(THE EXERCISE): Nothing but the lines from the one containing "Decode this image" through the last line should be written out, please, exactly as they stand.

(ENTRIES):
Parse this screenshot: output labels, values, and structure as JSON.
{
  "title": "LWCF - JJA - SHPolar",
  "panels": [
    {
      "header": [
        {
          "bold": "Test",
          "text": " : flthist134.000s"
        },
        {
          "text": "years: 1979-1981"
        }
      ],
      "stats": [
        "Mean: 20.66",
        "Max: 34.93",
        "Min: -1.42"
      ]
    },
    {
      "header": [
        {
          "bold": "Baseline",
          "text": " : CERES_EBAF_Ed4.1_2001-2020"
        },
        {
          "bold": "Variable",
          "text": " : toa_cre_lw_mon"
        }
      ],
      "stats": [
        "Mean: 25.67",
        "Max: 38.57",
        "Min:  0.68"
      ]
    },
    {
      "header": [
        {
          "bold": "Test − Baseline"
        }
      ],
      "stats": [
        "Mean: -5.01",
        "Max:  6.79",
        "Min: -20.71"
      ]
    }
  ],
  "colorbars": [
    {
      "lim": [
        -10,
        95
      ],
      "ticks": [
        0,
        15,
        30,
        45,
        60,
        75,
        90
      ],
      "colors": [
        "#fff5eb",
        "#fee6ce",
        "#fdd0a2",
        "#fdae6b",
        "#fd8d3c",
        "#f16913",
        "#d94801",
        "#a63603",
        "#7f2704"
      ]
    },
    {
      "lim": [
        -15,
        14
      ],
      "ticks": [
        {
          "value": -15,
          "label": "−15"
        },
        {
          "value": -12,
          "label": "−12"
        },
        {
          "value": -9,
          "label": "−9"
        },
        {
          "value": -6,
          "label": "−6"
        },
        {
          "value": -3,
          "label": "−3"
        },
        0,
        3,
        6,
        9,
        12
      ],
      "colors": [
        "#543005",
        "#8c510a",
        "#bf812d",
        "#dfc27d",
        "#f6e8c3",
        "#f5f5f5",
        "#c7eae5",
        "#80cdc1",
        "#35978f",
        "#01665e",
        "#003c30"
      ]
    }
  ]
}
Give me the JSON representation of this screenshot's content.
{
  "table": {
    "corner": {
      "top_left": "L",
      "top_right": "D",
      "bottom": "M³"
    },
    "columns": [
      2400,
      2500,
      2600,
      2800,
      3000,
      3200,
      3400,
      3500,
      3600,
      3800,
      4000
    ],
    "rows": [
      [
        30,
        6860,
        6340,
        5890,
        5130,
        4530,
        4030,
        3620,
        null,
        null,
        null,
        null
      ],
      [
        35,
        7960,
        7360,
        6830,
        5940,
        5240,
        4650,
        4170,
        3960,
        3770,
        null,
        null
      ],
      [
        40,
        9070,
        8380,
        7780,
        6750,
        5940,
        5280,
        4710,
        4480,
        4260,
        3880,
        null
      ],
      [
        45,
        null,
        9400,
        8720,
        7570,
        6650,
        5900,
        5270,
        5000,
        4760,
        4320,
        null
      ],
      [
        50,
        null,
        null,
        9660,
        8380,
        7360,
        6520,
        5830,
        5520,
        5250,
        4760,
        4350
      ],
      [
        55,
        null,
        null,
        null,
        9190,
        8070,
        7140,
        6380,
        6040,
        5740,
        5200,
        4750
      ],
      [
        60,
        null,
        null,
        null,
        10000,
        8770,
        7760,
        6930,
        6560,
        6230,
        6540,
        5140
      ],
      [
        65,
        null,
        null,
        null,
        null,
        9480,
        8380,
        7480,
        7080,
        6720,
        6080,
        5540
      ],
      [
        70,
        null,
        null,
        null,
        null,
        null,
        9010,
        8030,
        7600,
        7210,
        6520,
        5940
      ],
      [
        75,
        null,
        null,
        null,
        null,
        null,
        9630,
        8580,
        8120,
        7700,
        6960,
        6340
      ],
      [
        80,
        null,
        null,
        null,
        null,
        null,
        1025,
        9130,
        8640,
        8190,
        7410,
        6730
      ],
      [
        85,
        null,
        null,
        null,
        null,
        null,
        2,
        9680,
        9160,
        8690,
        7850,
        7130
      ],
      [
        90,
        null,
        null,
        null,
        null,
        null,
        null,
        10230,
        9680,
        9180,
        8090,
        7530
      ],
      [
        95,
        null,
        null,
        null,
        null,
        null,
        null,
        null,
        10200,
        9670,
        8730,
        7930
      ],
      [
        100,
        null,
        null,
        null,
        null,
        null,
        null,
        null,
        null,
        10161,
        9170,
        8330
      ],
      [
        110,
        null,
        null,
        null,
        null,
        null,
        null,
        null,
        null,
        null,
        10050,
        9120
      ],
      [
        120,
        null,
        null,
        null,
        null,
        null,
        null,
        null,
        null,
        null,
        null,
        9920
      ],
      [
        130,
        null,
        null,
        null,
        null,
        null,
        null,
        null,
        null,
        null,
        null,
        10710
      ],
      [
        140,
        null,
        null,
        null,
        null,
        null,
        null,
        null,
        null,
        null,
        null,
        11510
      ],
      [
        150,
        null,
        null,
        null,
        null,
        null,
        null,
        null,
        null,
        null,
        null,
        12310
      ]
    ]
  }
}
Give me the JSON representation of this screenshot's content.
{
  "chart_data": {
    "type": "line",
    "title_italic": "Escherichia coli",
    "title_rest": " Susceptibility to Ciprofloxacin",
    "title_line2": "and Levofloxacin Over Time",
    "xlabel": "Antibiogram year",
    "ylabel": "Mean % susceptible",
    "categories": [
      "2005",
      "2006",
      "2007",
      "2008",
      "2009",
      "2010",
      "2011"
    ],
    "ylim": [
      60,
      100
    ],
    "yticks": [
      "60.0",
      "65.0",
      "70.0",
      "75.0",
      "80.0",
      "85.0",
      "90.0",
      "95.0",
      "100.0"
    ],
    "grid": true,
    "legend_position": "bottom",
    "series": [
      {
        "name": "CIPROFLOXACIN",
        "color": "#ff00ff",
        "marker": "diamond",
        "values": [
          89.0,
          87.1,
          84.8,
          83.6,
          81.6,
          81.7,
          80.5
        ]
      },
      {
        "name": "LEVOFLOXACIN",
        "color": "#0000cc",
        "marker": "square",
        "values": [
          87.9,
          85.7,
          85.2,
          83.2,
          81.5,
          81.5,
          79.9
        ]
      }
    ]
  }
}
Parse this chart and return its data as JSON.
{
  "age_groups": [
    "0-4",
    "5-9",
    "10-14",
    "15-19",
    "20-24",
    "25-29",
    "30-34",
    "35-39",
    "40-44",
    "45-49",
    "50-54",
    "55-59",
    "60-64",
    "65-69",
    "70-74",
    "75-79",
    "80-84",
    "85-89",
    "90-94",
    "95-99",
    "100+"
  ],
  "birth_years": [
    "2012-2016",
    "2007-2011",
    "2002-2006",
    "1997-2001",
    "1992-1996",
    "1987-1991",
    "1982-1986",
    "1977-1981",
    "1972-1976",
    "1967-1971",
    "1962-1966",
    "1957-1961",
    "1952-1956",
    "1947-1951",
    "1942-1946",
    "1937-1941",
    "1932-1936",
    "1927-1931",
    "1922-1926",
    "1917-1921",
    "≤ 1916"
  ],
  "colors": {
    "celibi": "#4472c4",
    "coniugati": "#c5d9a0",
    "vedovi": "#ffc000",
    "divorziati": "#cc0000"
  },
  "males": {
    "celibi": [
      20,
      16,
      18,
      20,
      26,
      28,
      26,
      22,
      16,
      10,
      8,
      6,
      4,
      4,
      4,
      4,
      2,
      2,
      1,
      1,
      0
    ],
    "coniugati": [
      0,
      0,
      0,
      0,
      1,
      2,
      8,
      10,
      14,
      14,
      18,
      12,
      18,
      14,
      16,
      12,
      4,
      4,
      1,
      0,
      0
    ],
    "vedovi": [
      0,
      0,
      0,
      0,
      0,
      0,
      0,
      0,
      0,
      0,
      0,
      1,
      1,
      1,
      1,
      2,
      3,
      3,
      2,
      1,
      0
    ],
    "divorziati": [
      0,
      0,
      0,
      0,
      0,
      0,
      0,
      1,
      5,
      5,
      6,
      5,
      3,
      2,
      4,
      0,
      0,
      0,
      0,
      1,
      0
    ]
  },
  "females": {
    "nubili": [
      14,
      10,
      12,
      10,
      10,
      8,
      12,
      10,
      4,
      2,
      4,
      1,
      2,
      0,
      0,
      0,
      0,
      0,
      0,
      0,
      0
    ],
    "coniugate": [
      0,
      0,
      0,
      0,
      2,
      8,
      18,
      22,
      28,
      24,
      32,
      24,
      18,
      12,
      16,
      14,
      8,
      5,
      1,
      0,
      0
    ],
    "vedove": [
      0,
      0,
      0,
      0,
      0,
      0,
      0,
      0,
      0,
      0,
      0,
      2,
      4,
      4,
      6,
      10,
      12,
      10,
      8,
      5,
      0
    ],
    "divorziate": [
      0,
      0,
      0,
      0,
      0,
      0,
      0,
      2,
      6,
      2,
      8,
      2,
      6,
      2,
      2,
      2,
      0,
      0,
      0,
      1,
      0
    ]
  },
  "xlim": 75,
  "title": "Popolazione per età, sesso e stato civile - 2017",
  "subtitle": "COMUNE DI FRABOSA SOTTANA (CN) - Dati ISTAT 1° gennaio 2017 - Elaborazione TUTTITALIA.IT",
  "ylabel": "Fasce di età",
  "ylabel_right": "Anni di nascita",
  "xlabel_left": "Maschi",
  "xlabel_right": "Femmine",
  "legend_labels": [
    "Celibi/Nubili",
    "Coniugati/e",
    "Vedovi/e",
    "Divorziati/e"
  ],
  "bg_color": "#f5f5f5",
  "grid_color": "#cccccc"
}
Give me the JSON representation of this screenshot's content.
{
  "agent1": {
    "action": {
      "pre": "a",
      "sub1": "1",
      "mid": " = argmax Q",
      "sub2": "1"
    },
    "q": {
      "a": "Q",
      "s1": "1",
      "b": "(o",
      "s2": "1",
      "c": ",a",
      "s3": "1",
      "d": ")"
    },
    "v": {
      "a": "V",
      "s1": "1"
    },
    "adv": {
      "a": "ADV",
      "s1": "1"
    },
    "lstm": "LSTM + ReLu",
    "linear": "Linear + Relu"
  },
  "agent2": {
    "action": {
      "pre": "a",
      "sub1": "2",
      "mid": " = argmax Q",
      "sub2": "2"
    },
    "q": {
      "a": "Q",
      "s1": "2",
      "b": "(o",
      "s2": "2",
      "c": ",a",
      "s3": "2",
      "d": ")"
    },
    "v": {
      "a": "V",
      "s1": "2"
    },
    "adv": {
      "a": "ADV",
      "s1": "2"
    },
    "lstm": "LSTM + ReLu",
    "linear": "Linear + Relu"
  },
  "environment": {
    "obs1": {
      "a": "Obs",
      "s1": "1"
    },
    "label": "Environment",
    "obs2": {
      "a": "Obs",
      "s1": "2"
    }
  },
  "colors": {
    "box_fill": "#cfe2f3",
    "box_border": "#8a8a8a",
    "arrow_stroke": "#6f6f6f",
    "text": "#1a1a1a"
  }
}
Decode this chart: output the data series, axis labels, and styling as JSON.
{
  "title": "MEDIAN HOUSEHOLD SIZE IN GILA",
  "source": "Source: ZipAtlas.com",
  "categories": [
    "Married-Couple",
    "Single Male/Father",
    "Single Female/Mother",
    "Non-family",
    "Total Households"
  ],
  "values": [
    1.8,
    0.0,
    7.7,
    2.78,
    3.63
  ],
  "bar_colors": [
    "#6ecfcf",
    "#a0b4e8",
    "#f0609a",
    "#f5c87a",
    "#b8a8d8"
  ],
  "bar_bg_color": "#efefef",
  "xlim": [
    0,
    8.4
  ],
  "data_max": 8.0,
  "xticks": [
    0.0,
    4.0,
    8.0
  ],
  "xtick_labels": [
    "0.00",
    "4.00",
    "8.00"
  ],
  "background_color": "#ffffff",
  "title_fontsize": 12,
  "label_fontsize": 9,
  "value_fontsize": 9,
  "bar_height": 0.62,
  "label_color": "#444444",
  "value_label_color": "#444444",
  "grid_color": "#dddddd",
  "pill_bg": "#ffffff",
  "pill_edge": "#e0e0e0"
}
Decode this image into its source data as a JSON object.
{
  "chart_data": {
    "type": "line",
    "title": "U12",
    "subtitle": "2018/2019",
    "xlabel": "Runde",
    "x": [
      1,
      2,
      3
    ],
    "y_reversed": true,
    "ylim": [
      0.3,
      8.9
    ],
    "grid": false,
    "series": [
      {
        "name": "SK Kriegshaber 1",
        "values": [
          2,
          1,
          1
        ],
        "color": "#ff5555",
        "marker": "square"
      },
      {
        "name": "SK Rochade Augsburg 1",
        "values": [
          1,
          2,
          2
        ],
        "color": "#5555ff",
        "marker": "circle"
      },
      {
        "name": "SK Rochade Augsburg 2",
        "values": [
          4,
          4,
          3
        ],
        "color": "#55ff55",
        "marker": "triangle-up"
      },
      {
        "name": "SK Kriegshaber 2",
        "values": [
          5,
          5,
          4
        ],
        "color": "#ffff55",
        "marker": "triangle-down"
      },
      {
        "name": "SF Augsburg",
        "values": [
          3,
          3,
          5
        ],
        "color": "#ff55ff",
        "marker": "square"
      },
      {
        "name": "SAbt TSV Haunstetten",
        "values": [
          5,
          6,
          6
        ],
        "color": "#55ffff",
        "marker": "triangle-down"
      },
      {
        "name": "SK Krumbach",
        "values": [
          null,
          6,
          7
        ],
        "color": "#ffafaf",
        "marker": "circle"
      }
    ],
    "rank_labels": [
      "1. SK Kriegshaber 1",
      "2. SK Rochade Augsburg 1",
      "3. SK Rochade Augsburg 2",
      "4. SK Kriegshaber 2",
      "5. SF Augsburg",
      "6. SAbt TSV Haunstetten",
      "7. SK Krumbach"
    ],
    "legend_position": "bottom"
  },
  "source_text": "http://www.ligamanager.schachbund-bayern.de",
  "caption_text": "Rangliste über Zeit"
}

(CORRECT RESPONSE):
Decode this image into its source data as a JSON object.
{
  "chart_data": {
    "type": "line",
    "title": "U12",
    "subtitle": "2018/2019",
    "xlabel": "Runde",
    "x": [
      1,
      2,
      3
    ],
    "y_reversed": true,
    "ylim": [
      0.3,
      8.9
    ],
    "grid": false,
    "series": [
      {
        "name": "SK Kriegshaber 1",
        "values": [
          2,
          1,
          1
        ],
        "color": "#ff5555",
        "marker": "square"
      },
      {
        "name": "SK Rochade Augsburg 1",
        "values": [
          1,
          2,
          2
        ],
        "color": "#5555ff",
        "marker": "circle"
      },
      {
        "name": "SK Rochade Augsburg 2",
        "values": [
          4,
          4,
          3
        ],
        "color": "#55ff55",
        "marker": "triangle-up"
      },
      {
        "name": "SK Kriegshaber 2",
        "values": [
          5,
          5,
          4
        ],
        "color": "#ffff55",
        "marker": "triangle-down"
      },
      {
        "name": "SF Augsburg",
        "values": [
          3,
          3,
          5
        ],
        "color": "#ff55ff",
        "marker": "square"
      },
      {
        "name": "SAbt TSV Haunstetten",
        "values": [
          5,
          6,
          6
        ],
        "color": "#55ffff",
        "marker": "triangle-down"
      },
      {
        "name": "SK Krumbach",
        "values": [
          null,
          6,
          7
        ],
        "color": "#ffafaf",
        "marker": "circle"
      }
    ],
    "rank_labels": [
      "1. SK Kriegshaber 1",
      "2. SK Rochade Augsburg 1",
      "3. SK Rochade Augsburg 2",
      "4. SK Kriegshaber 2",
      "5. SF Augsburg",
      "6. SAbt TSV Haunstetten",
      "7. SK Krumbach"
    ],
    "legend_position": "bottom"
  },
  "source_text": "http://www.ligamanager.schachbund-bayern.de",
  "caption_text": "Rangliste über Zeit"
}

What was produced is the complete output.